━━━━━ The data ━━━━━

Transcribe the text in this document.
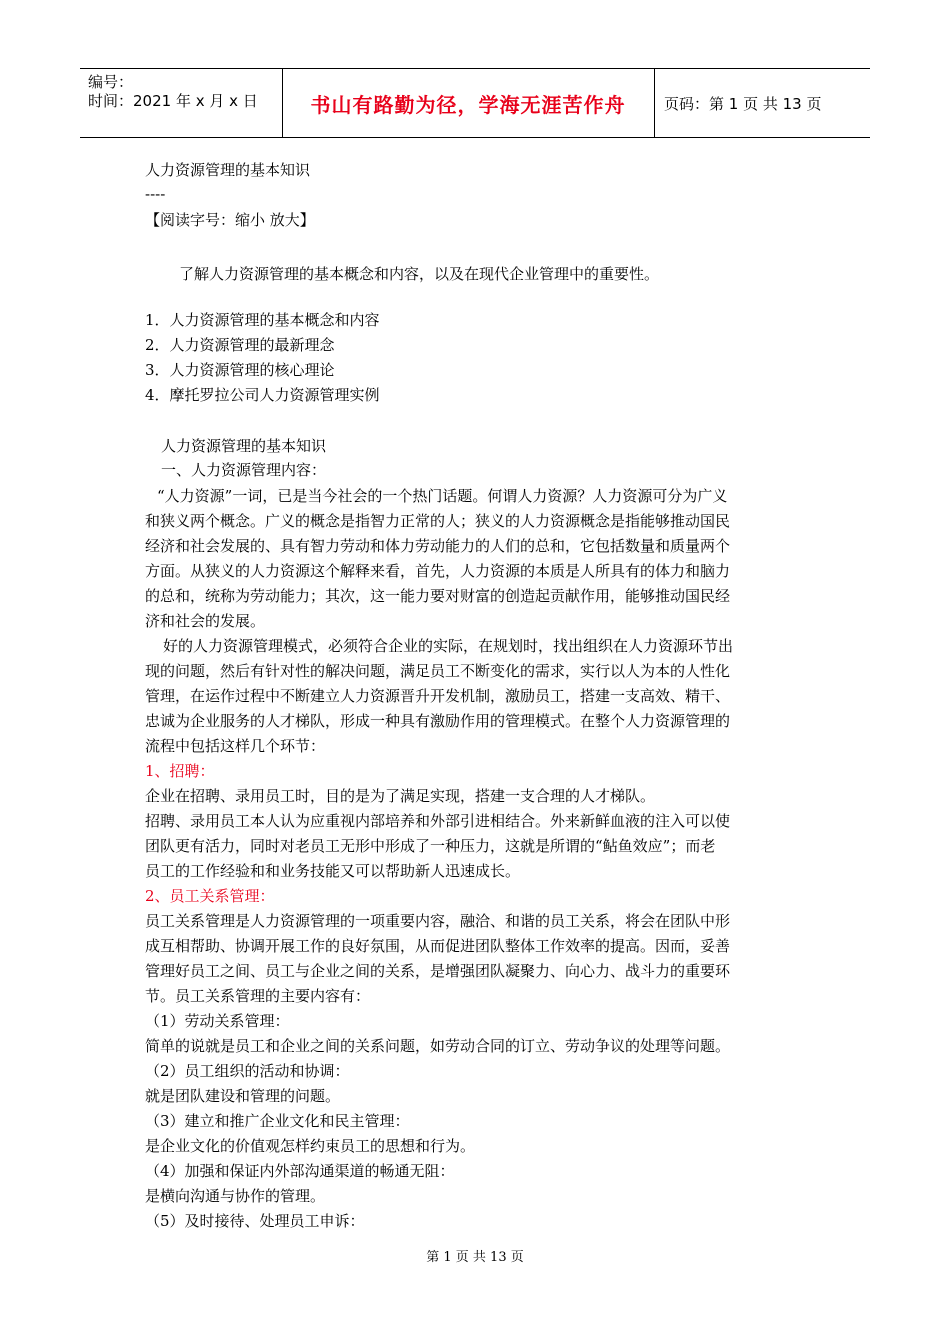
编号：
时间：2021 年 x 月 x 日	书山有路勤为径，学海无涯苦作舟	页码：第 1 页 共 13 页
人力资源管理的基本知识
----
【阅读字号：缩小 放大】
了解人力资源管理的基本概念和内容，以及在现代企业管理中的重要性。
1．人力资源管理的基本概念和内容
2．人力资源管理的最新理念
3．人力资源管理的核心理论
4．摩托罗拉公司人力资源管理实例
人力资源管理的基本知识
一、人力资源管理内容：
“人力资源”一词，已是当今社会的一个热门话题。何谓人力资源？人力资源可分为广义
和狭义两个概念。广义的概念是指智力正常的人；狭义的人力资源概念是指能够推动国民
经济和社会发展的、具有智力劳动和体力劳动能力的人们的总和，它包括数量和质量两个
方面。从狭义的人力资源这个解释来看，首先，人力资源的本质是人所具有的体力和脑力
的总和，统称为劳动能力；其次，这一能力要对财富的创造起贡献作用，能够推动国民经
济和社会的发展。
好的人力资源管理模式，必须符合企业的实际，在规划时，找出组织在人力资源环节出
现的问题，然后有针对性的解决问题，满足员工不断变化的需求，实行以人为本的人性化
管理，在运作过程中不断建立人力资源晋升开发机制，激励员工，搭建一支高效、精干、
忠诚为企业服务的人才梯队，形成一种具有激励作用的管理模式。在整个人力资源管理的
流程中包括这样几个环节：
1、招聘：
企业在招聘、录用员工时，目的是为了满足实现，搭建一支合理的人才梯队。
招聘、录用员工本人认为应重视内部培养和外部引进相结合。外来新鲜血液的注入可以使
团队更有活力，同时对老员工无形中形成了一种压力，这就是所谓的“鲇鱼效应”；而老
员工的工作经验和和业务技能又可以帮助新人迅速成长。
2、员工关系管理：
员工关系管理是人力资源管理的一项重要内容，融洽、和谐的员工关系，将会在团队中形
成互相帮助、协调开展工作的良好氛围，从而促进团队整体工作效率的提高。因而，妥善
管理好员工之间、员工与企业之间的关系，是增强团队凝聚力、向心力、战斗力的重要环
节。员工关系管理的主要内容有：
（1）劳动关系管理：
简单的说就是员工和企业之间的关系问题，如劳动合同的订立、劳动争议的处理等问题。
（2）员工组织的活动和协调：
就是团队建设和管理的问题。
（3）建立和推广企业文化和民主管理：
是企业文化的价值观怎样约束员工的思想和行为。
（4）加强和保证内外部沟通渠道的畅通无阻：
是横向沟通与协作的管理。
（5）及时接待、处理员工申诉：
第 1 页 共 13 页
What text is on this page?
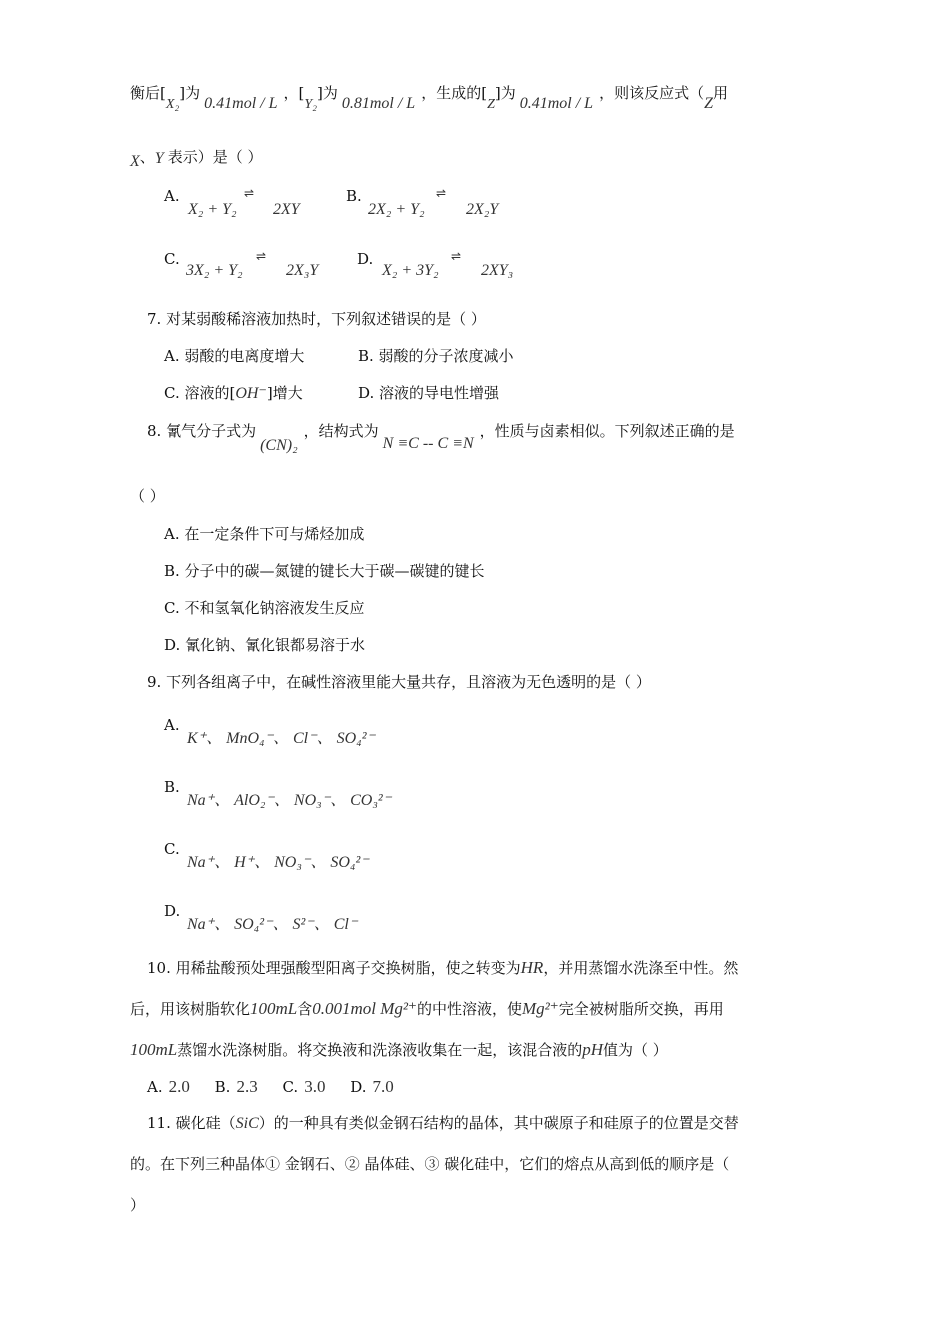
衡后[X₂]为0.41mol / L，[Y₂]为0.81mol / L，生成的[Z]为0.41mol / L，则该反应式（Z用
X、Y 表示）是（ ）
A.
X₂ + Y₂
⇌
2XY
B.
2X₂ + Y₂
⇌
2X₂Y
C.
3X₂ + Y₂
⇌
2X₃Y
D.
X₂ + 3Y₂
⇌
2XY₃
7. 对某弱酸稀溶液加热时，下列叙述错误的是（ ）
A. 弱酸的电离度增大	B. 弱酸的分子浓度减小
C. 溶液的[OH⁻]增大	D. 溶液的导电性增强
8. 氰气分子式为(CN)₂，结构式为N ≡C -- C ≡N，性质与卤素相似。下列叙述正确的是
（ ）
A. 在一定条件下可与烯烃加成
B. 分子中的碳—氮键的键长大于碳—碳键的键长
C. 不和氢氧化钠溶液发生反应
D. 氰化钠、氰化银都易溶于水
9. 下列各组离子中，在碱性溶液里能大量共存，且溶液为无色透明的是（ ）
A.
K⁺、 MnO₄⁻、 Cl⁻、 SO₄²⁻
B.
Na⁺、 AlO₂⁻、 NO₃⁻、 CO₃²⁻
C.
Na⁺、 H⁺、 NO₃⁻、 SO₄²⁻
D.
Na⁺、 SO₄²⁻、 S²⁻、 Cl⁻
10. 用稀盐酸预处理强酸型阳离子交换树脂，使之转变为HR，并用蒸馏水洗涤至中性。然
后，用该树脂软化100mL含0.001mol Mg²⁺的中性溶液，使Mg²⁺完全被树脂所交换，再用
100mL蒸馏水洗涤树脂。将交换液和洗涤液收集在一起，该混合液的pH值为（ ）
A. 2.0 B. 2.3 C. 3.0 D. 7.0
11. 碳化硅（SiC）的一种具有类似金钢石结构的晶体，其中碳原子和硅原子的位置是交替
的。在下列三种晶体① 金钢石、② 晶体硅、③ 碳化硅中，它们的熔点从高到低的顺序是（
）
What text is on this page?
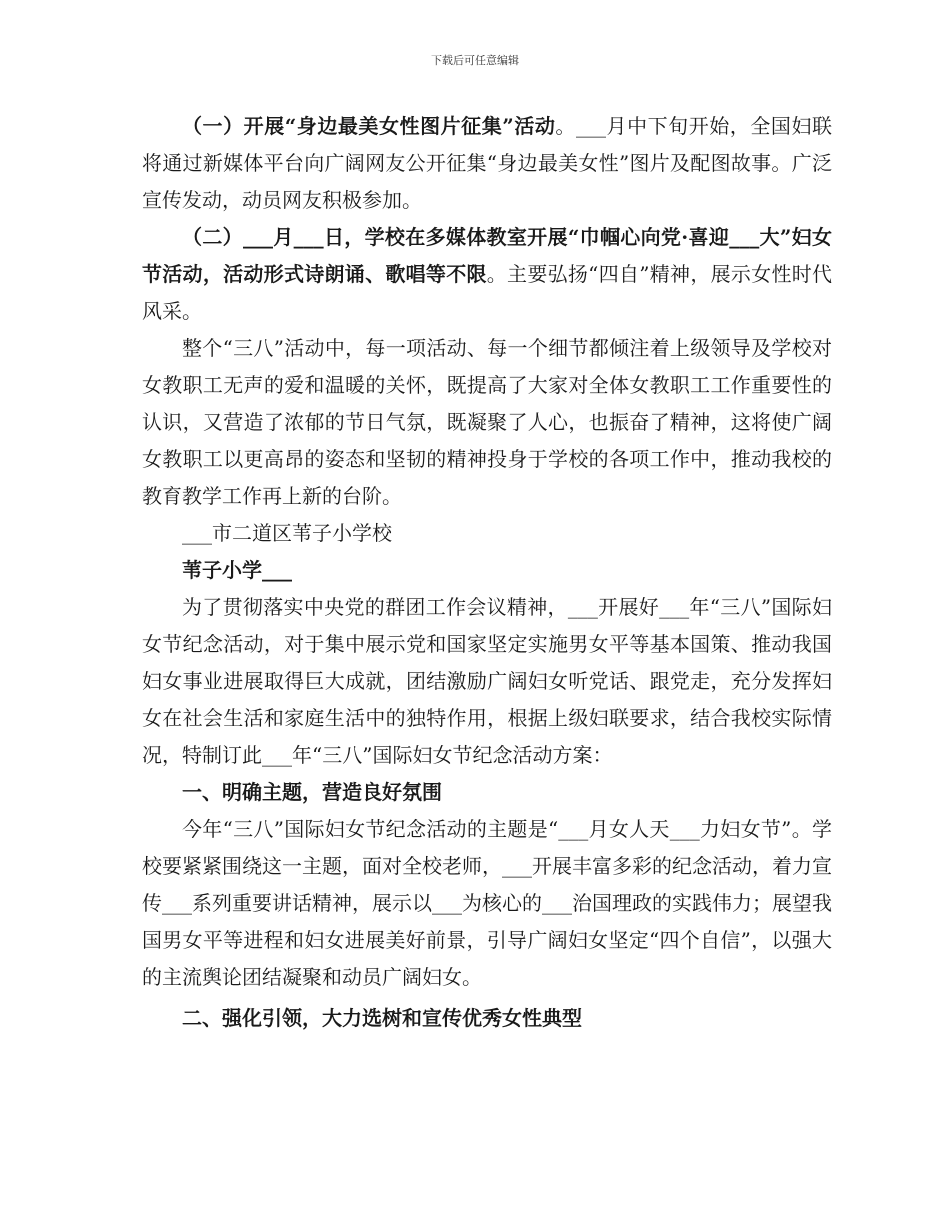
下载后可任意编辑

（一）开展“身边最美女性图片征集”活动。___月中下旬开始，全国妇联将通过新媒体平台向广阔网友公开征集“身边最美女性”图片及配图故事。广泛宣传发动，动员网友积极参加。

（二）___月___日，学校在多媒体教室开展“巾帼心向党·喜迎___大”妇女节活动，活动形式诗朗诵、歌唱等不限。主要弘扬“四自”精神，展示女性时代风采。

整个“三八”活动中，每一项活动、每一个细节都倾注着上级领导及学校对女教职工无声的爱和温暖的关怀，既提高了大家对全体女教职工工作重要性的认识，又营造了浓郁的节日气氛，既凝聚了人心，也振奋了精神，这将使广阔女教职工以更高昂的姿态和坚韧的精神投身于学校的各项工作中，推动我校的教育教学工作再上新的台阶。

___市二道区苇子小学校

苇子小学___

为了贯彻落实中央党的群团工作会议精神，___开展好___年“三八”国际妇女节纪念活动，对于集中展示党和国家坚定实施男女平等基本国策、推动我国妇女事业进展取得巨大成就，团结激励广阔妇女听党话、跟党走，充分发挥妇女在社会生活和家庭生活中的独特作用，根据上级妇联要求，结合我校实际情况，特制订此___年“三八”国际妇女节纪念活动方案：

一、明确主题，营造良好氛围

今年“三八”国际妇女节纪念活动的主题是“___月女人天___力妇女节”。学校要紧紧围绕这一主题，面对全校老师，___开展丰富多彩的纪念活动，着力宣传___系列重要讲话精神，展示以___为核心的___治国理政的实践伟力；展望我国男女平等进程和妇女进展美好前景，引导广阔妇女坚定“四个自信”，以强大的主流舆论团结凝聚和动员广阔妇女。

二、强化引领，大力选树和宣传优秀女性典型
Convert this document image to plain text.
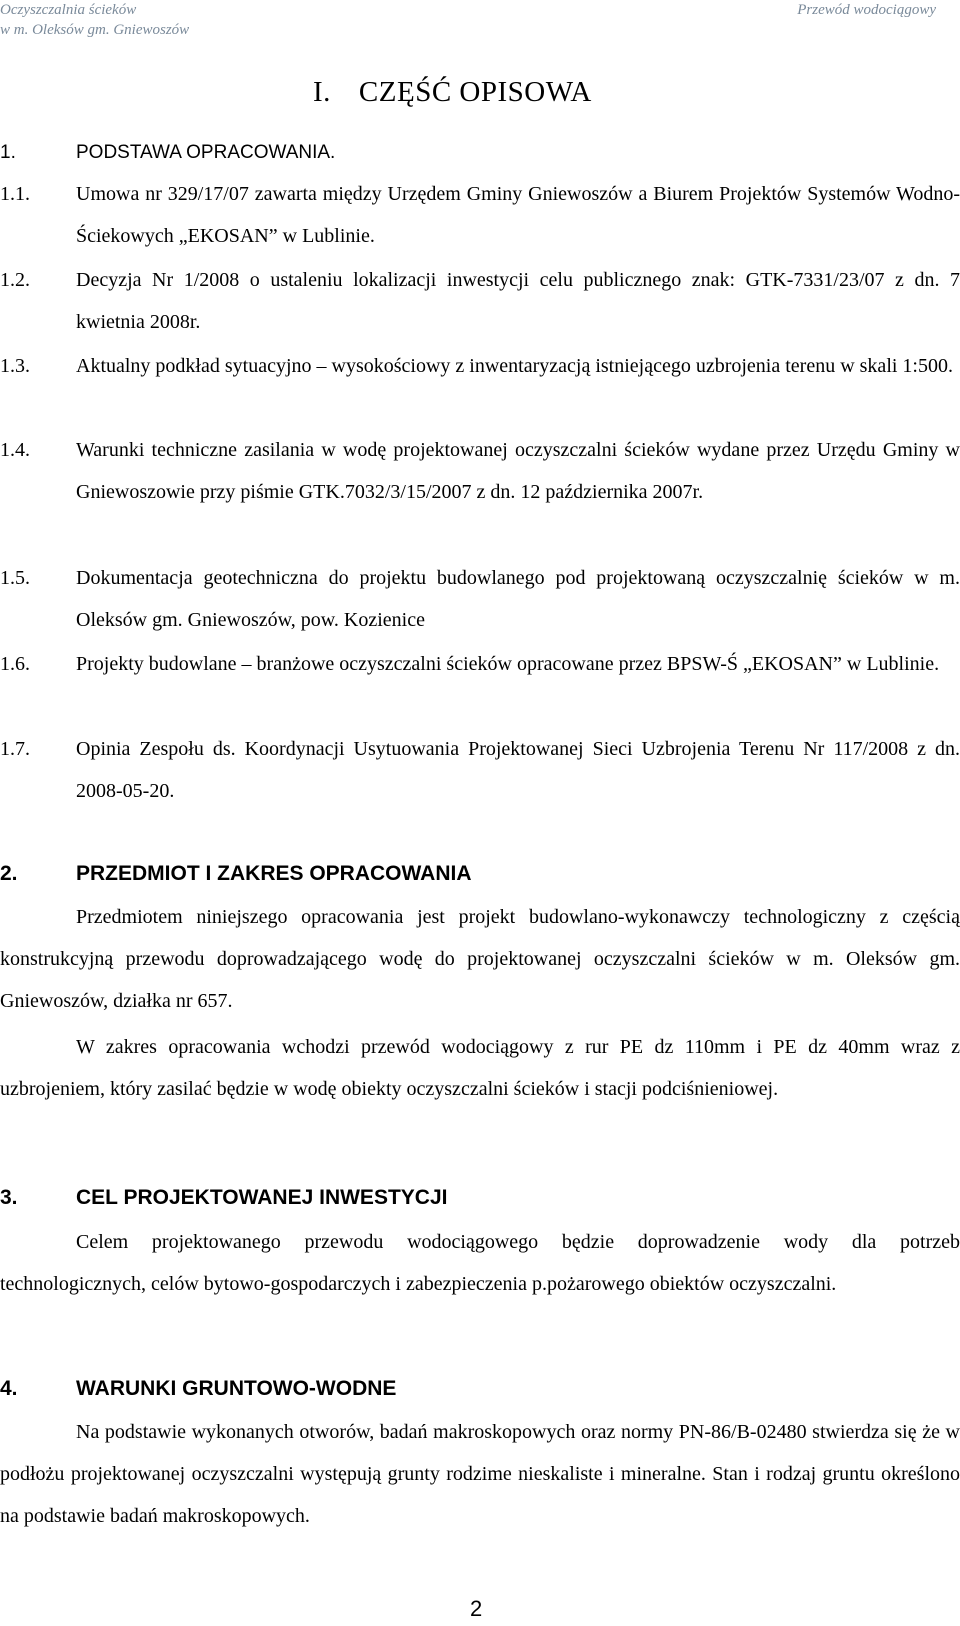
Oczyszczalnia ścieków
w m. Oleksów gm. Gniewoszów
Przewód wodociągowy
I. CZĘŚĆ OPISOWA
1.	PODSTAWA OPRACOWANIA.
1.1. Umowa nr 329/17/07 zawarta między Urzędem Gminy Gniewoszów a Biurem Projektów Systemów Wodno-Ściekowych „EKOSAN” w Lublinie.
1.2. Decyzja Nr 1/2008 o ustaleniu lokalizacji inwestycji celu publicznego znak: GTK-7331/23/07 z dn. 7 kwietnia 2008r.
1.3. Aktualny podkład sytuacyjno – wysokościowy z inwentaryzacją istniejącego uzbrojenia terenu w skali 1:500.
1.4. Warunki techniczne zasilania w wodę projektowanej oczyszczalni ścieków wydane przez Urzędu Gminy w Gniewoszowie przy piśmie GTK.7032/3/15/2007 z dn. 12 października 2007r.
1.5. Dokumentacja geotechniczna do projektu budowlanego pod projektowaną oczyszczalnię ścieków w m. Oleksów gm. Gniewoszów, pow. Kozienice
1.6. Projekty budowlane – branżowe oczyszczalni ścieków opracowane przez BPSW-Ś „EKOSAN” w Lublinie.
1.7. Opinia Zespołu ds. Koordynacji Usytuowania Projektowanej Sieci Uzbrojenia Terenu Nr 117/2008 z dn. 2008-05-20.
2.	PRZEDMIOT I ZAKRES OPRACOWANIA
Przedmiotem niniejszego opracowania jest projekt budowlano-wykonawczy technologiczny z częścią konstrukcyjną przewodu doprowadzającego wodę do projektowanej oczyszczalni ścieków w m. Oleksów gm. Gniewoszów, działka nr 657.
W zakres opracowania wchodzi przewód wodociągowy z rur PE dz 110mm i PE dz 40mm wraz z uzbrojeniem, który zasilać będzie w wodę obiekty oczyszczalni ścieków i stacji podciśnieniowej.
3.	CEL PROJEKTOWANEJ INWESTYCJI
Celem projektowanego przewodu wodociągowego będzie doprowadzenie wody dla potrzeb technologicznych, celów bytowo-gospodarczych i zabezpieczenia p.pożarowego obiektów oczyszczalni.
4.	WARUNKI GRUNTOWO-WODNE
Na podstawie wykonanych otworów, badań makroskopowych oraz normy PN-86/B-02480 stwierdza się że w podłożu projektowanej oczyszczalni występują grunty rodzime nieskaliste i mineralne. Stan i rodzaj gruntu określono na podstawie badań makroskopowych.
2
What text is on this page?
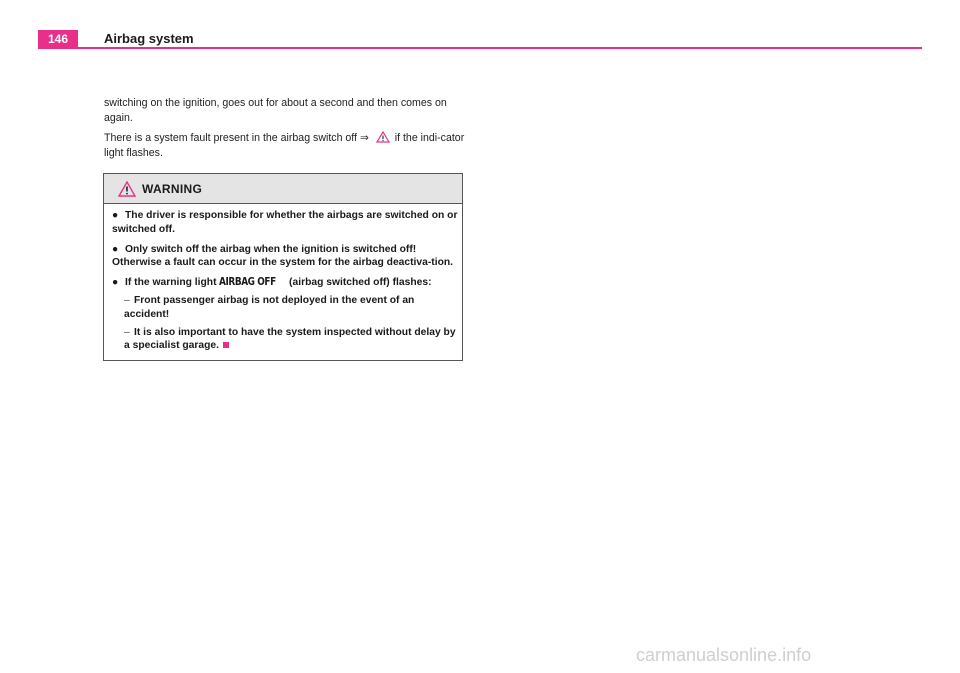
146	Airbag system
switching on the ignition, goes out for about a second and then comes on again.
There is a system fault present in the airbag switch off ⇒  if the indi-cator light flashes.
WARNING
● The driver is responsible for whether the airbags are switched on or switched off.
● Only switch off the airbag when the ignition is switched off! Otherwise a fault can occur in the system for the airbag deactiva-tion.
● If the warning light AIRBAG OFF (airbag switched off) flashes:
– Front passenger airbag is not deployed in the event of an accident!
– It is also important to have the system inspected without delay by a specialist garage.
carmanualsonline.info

━━━━━

### [Exercise brief]
From the records above, report the count of lines containing "light" and nothing more.

### [Correct answer]
2